:: Given entries ::
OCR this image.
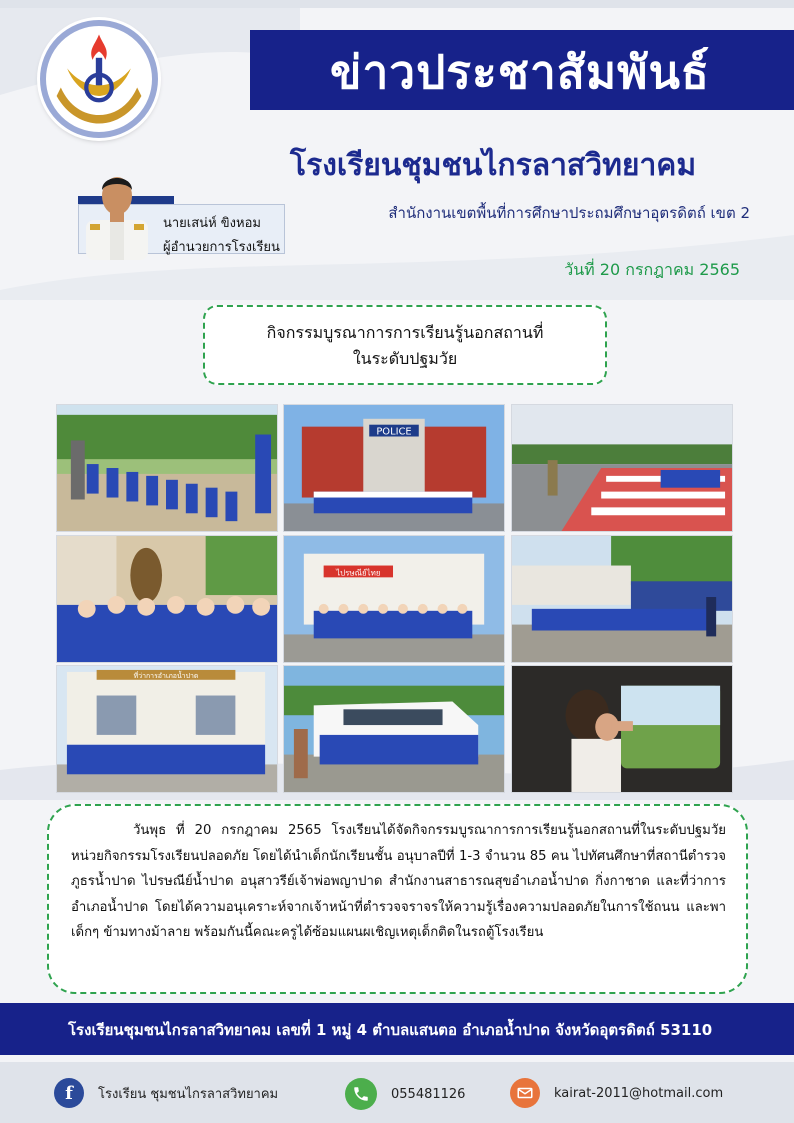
ข่าวประชาสัมพันธ์
โรงเรียนชุมชนไกรลาสวิทยาคม
สำนักงานเขตพื้นที่การศึกษาประถมศึกษาอุตรดิตถ์ เขต 2
นายเสน่ห์ ขิงหอม
ผู้อำนวยการโรงเรียน
วันที่ 20 กรกฎาคม 2565
กิจกรรมบูรณาการการเรียนรู้นอกสถานที่
ในระดับปฐมวัย
POLICE
ไปรษณีย์ไทย
ที่ว่าการอำเภอน้ำปาด

วันพุธ ที่ 20 กรกฎาคม 2565 โรงเรียนได้จัดกิจกรรมบูรณาการการเรียนรู้นอกสถานที่ในระดับปฐมวัย หน่วยกิจกรรมโรงเรียนปลอดภัย โดยได้นำเด็กนักเรียนชั้น อนุบาลปีที่ 1-3 จำนวน 85 คน ไปทัศนศึกษาที่สถานีตำรวจภูธรน้ำปาด ไปรษณีย์น้ำปาด อนุสาวรีย์เจ้าพ่อพญาปาด สำนักงานสาธารณสุขอำเภอน้ำปาด กิ่งกาชาด และที่ว่าการอำเภอน้ำปาด โดยได้ความอนุเคราะห์จากเจ้าหน้าที่ตำรวจจราจรให้ความรู้เรื่องความปลอดภัยในการใช้ถนน และพาเด็กๆ ข้ามทางม้าลาย พร้อมกันนี้คณะครูได้ซ้อมแผนผเชิญเหตุเด็กติดในรถตู้โรงเรียน

โรงเรียนชุมชนไกรลาสวิทยาคม เลขที่ 1 หมู่ 4 ตำบลแสนตอ อำเภอน้ำปาด จังหวัดอุตรดิตถ์ 53110
f	โรงเรียน ชุมชนไกรลาสวิทยาคม	055481126	kairat-2011@hotmail.com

:: Goal ::
Search the material above for "ไปรษณ". Pull out each line where it shows up.

:: The reply ::
ไปรษณีย์ไทย
วันพุธ ที่ 20 กรกฎาคม 2565 โรงเรียนได้จัดกิจกรรมบูรณาการการเรียนรู้นอกสถานที่ในระดับปฐมวัย หน่วยกิจกรรมโรงเรียนปลอดภัย โดยได้นำเด็กนักเรียนชั้น อนุบาลปีที่ 1-3 จำนวน 85 คน ไปทัศนศึกษาที่สถานีตำรวจภูธรน้ำปาด ไปรษณีย์น้ำปาด อนุสาวรีย์เจ้าพ่อพญาปาด สำนักงานสาธารณสุขอำเภอน้ำปาด กิ่งกาชาด และที่ว่าการอำเภอน้ำปาด โดยได้ความอนุเคราะห์จากเจ้าหน้าที่ตำรวจจราจรให้ความรู้เรื่องความปลอดภัยในการใช้ถนน และพาเด็กๆ ข้ามทางม้าลาย พร้อมกันนี้คณะครูได้ซ้อมแผนผเชิญเหตุเด็กติดในรถตู้โรงเรียน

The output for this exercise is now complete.